TASK GOAL — Copy every line of the data in which the word "structured" occurs.

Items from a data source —
+-------+

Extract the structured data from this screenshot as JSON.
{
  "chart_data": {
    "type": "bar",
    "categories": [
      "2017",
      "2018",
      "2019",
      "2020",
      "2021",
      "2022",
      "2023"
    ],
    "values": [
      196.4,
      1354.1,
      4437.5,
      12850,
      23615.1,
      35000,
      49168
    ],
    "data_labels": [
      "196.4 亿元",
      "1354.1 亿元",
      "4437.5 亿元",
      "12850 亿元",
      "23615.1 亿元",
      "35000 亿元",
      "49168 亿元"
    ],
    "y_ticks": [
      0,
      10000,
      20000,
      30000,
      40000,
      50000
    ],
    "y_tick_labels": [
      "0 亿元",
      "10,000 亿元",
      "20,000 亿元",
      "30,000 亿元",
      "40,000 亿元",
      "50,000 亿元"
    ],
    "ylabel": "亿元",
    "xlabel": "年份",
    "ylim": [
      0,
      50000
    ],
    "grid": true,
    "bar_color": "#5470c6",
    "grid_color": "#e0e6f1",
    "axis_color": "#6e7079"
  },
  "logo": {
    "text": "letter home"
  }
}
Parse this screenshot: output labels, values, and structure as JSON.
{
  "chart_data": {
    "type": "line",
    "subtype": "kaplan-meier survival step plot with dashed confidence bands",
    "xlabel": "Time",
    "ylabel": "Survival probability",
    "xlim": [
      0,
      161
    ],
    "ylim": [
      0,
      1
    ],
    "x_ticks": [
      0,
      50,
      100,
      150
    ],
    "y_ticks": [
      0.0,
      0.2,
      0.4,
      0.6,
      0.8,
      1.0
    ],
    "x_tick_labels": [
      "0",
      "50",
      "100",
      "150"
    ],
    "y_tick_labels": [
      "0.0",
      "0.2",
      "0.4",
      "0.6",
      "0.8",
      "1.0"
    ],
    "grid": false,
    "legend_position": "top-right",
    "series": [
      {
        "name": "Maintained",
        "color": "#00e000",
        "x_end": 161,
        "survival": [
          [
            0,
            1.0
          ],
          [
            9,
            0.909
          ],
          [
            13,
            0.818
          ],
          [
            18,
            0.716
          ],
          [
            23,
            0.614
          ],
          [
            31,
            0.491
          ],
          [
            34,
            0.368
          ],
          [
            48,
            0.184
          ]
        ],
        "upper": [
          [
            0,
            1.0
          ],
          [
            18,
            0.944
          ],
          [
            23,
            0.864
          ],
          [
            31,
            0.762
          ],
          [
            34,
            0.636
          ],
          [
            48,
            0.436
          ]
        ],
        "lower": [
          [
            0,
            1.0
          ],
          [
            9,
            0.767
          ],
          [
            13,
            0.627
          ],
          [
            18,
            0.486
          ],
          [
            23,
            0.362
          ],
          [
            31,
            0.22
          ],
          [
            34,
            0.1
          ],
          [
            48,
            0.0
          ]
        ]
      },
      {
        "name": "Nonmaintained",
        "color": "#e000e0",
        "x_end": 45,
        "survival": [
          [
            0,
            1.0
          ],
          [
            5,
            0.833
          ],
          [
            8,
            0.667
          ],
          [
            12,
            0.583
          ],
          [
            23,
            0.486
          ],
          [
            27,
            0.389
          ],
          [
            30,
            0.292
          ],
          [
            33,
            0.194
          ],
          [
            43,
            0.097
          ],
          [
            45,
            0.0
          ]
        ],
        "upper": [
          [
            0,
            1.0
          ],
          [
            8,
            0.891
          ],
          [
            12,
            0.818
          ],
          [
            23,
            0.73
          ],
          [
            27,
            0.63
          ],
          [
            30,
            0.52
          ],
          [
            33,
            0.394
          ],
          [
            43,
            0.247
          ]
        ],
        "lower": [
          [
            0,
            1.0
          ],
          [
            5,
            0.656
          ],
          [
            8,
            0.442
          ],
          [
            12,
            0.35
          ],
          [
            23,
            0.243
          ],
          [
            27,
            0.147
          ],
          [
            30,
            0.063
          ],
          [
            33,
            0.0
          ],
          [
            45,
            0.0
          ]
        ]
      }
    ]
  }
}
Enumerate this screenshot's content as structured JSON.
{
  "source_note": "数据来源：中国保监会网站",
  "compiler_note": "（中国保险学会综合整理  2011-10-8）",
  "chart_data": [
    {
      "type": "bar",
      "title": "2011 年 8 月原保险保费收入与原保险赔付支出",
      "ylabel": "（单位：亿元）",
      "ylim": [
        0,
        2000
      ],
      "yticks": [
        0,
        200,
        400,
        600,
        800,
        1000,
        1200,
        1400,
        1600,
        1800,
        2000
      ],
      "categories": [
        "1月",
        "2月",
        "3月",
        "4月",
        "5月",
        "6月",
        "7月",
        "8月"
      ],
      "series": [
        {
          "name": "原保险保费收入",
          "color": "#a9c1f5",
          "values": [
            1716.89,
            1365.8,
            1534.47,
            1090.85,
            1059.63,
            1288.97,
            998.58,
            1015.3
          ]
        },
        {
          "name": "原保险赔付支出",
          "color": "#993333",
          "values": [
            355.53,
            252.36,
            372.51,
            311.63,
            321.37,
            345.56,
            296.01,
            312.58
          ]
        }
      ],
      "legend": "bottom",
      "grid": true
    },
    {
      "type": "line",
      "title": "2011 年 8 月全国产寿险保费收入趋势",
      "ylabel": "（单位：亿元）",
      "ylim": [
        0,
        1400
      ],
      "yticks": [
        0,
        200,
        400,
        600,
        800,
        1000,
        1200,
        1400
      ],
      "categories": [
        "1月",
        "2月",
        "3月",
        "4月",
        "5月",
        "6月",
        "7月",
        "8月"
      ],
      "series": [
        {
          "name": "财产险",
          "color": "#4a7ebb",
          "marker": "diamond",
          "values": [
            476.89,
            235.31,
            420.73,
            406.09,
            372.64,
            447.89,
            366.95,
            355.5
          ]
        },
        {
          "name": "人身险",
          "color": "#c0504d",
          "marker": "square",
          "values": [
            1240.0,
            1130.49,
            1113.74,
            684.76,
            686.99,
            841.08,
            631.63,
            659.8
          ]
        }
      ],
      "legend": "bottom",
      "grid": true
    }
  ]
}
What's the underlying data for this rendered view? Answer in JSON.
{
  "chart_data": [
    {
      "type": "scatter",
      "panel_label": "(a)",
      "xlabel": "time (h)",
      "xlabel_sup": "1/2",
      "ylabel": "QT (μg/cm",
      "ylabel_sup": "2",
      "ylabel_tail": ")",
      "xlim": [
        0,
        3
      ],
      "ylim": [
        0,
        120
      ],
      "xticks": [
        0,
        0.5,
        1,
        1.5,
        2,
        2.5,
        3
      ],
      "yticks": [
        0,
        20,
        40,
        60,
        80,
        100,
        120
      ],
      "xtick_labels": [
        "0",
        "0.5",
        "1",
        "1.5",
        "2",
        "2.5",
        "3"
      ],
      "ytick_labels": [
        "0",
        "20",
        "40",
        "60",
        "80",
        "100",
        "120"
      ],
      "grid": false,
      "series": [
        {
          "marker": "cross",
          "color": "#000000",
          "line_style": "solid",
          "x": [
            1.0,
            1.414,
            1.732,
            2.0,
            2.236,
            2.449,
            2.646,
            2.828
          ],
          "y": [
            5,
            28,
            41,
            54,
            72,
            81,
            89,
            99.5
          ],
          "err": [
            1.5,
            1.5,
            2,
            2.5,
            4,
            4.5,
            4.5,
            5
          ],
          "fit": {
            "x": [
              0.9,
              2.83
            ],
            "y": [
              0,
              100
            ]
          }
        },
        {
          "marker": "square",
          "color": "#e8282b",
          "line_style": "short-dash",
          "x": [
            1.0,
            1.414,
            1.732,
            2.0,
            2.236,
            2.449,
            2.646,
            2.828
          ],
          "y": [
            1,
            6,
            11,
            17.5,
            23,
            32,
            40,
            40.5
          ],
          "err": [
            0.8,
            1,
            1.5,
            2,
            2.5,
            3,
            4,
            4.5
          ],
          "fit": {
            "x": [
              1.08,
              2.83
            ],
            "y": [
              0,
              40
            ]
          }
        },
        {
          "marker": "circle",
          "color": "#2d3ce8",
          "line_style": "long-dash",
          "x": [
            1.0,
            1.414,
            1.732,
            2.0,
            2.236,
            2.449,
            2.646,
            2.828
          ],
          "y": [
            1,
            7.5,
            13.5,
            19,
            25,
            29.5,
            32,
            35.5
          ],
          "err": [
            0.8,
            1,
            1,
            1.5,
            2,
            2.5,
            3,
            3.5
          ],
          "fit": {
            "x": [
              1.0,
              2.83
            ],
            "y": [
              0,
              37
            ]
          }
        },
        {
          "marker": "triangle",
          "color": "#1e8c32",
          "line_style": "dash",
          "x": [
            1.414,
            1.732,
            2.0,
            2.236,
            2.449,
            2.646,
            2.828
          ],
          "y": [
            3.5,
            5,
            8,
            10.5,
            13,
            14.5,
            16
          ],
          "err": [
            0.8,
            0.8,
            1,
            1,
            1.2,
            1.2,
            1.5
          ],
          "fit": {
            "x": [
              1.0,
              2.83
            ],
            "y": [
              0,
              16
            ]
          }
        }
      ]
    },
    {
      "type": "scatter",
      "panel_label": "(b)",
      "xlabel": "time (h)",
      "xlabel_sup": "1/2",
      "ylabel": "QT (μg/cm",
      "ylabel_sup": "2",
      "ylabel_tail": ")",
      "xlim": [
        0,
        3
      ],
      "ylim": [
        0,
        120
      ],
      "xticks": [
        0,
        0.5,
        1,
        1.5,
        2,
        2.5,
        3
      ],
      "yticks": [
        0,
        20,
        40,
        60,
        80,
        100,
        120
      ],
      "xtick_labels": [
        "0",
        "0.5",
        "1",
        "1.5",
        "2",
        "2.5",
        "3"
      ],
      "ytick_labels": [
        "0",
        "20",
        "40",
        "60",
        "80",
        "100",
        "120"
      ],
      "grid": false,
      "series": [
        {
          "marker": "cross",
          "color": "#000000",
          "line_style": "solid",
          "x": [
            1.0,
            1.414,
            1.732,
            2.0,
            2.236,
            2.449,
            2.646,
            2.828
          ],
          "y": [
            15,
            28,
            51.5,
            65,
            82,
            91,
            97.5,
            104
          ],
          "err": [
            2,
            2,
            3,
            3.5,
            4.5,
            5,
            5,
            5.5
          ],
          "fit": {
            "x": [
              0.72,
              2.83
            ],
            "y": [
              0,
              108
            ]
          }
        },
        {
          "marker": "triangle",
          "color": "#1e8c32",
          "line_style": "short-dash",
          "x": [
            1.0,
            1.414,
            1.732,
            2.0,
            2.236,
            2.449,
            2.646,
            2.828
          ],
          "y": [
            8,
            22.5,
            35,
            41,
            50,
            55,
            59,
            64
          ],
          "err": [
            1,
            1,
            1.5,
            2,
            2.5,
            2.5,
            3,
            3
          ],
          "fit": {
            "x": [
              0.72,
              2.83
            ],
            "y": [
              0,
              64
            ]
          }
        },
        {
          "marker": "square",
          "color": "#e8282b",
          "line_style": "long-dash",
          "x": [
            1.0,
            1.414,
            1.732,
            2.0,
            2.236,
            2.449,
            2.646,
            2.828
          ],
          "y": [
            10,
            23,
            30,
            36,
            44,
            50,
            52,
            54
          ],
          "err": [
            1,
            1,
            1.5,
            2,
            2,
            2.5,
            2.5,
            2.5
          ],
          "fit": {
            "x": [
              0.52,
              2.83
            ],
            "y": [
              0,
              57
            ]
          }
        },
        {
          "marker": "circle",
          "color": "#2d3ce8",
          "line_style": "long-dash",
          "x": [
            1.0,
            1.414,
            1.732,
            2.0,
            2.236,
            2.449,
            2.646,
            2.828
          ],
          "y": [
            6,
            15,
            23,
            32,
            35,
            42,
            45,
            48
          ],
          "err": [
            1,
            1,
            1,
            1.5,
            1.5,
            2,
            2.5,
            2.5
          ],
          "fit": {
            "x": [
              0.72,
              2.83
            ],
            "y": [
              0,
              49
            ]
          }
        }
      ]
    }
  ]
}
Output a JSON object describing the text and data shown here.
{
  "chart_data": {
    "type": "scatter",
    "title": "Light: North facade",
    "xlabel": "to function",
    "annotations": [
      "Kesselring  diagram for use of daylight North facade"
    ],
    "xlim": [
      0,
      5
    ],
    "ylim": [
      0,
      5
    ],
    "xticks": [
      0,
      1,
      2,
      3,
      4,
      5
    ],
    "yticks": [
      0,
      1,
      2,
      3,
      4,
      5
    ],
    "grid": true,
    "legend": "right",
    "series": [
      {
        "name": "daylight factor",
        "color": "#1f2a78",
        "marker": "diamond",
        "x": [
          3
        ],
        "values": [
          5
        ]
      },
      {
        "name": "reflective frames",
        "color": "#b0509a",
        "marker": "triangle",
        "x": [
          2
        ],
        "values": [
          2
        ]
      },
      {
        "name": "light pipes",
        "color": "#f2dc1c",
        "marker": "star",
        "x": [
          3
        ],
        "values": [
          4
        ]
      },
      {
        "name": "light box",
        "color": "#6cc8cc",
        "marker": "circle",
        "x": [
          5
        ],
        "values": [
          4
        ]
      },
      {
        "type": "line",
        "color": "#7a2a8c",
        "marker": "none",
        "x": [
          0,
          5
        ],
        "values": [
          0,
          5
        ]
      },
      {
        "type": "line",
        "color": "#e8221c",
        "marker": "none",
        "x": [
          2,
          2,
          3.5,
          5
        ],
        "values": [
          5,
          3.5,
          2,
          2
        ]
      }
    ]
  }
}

+-------+

REPLY —
Extract the structured data from this screenshot as JSON.
Enumerate this screenshot's content as structured JSON.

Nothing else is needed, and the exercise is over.